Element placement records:
****************************************

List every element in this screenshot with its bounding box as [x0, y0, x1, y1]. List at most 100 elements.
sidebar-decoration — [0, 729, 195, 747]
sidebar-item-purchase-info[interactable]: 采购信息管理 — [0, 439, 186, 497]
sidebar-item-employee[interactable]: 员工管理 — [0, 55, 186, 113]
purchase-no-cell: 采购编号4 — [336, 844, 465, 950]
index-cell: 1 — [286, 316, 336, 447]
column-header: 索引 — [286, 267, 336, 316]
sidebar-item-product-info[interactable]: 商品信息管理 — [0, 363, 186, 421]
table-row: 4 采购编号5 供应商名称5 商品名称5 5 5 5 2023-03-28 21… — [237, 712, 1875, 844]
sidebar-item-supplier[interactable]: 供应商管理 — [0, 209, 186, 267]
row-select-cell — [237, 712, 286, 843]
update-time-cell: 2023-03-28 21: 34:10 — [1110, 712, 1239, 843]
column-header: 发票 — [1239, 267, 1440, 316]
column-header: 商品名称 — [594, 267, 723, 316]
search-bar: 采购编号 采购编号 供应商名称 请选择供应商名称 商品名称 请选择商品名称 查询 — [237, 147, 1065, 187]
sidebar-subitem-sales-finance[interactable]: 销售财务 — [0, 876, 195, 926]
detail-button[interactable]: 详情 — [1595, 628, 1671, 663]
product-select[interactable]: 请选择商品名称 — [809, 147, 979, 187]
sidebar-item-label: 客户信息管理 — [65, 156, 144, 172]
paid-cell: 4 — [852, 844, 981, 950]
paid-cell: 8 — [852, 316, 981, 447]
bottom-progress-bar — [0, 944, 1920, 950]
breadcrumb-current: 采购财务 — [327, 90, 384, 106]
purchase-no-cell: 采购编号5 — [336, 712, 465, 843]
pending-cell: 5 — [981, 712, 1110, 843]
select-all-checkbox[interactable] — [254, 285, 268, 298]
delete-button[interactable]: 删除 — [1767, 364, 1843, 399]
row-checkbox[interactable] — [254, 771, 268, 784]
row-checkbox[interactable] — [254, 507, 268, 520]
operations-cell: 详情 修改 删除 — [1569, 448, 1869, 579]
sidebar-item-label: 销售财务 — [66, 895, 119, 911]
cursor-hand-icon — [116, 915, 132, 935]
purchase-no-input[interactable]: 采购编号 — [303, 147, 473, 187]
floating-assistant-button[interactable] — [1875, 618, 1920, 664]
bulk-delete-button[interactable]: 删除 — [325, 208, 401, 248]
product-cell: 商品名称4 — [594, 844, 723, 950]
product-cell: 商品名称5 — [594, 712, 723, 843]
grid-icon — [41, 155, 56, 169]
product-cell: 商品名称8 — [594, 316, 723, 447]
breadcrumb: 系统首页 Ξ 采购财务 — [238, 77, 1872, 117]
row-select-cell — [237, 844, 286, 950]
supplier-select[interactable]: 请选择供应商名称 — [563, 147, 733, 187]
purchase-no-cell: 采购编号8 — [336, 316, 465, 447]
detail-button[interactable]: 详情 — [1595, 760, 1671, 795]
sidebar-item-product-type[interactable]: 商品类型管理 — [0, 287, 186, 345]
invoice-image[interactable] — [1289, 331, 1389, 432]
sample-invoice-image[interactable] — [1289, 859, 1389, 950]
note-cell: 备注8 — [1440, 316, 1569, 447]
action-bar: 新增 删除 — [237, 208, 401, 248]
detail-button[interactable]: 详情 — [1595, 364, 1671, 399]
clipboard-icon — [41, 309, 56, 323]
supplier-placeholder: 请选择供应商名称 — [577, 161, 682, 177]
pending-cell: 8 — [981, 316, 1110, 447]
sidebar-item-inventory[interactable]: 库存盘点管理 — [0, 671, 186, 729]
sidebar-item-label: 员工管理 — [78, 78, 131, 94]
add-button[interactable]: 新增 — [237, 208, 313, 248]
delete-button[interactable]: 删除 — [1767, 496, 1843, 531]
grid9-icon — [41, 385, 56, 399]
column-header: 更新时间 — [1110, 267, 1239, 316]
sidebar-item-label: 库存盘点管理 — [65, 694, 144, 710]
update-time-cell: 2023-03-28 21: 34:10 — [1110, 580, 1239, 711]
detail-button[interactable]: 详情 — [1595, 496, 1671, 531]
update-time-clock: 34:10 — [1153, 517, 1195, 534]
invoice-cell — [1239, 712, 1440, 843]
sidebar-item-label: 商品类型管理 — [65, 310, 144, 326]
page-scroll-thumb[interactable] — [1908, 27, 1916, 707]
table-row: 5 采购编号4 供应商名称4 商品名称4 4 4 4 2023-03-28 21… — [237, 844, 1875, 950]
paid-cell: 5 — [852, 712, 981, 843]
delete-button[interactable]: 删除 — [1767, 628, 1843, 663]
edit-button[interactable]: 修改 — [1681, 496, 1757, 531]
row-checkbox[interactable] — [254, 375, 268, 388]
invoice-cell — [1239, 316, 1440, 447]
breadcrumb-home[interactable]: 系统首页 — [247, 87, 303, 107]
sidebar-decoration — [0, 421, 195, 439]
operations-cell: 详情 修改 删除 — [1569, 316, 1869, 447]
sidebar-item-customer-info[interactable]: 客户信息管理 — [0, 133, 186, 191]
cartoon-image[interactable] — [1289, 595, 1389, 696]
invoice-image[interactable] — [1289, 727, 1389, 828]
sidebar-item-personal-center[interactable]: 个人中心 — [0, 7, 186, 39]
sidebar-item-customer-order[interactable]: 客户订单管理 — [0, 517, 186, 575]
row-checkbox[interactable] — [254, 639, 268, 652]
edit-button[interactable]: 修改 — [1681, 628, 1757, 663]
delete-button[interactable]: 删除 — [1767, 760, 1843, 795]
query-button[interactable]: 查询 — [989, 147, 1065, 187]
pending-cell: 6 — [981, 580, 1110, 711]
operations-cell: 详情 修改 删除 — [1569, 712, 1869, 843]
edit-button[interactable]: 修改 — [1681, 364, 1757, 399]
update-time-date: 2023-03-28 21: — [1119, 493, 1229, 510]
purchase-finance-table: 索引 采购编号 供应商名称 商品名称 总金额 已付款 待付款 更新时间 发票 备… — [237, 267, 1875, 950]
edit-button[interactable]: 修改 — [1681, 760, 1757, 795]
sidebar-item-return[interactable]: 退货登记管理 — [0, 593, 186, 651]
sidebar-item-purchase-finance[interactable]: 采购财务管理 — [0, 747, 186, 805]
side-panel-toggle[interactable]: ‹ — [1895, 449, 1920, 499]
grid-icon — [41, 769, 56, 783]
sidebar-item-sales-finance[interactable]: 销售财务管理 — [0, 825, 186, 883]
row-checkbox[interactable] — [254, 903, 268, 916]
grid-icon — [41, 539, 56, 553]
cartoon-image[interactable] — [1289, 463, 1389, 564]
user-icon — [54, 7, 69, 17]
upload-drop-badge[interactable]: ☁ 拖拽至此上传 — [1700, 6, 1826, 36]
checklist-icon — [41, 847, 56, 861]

****************************************

Turn the stretch from the start of the records through the line containing "cursor-hand-icon — [116, 915, 132, 935]" into a Markdown table with two columns, Row and Line, numbering each line in order and leaving out any blank lines.

| Row | Line |
|---|---|
| 1 | List every element in this screenshot with its bounding box as [x0, y0, x1, y1]. List at most 100 elements. |
| 2 | sidebar-decoration — [0, 729, 195, 747] |
| 3 | sidebar-item-purchase-info[interactable]: 采购信息管理 — [0, 439, 186, 497] |
| 4 | sidebar-item-employee[interactable]: 员工管理 — [0, 55, 186, 113] |
| 5 | purchase-no-cell: 采购编号4 — [336, 844, 465, 950] |
| 6 | index-cell: 1 — [286, 316, 336, 447] |
| 7 | column-header: 索引 — [286, 267, 336, 316] |
| 8 | sidebar-item-product-info[interactable]: 商品信息管理 — [0, 363, 186, 421] |
| 9 | table-row: 4 采购编号5 供应商名称5 商品名称5 5 5 5 2023-03-28 21… — [237, 712, 1875, 844] |
| 10 | sidebar-item-supplier[interactable]: 供应商管理 — [0, 209, 186, 267] |
| 11 | row-select-cell — [237, 712, 286, 843] |
| 12 | update-time-cell: 2023-03-28 21: 34:10 — [1110, 712, 1239, 843] |
| 13 | column-header: 发票 — [1239, 267, 1440, 316] |
| 14 | column-header: 商品名称 — [594, 267, 723, 316] |
| 15 | search-bar: 采购编号 采购编号 供应商名称 请选择供应商名称 商品名称 请选择商品名称 查询 — [237, 147, 1065, 187] |
| 16 | sidebar-subitem-sales-finance[interactable]: 销售财务 — [0, 876, 195, 926] |
| 17 | detail-button[interactable]: 详情 — [1595, 628, 1671, 663] |
| 18 | product-select[interactable]: 请选择商品名称 — [809, 147, 979, 187] |
| 19 | sidebar-item-label: 客户信息管理 — [65, 156, 144, 172] |
| 20 | paid-cell: 4 — [852, 844, 981, 950] |
| 21 | paid-cell: 8 — [852, 316, 981, 447] |
| 22 | bottom-progress-bar — [0, 944, 1920, 950] |
| 23 | breadcrumb-current: 采购财务 — [327, 90, 384, 106] |
| 24 | purchase-no-cell: 采购编号5 — [336, 712, 465, 843] |
| 25 | pending-cell: 5 — [981, 712, 1110, 843] |
| 26 | select-all-checkbox[interactable] — [254, 285, 268, 298] |
| 27 | delete-button[interactable]: 删除 — [1767, 364, 1843, 399] |
| 28 | row-checkbox[interactable] — [254, 771, 268, 784] |
| 29 | row-checkbox[interactable] — [254, 507, 268, 520] |
| 30 | operations-cell: 详情 修改 删除 — [1569, 448, 1869, 579] |
| 31 | sidebar-item-label: 销售财务 — [66, 895, 119, 911] |
| 32 | cursor-hand-icon — [116, 915, 132, 935] |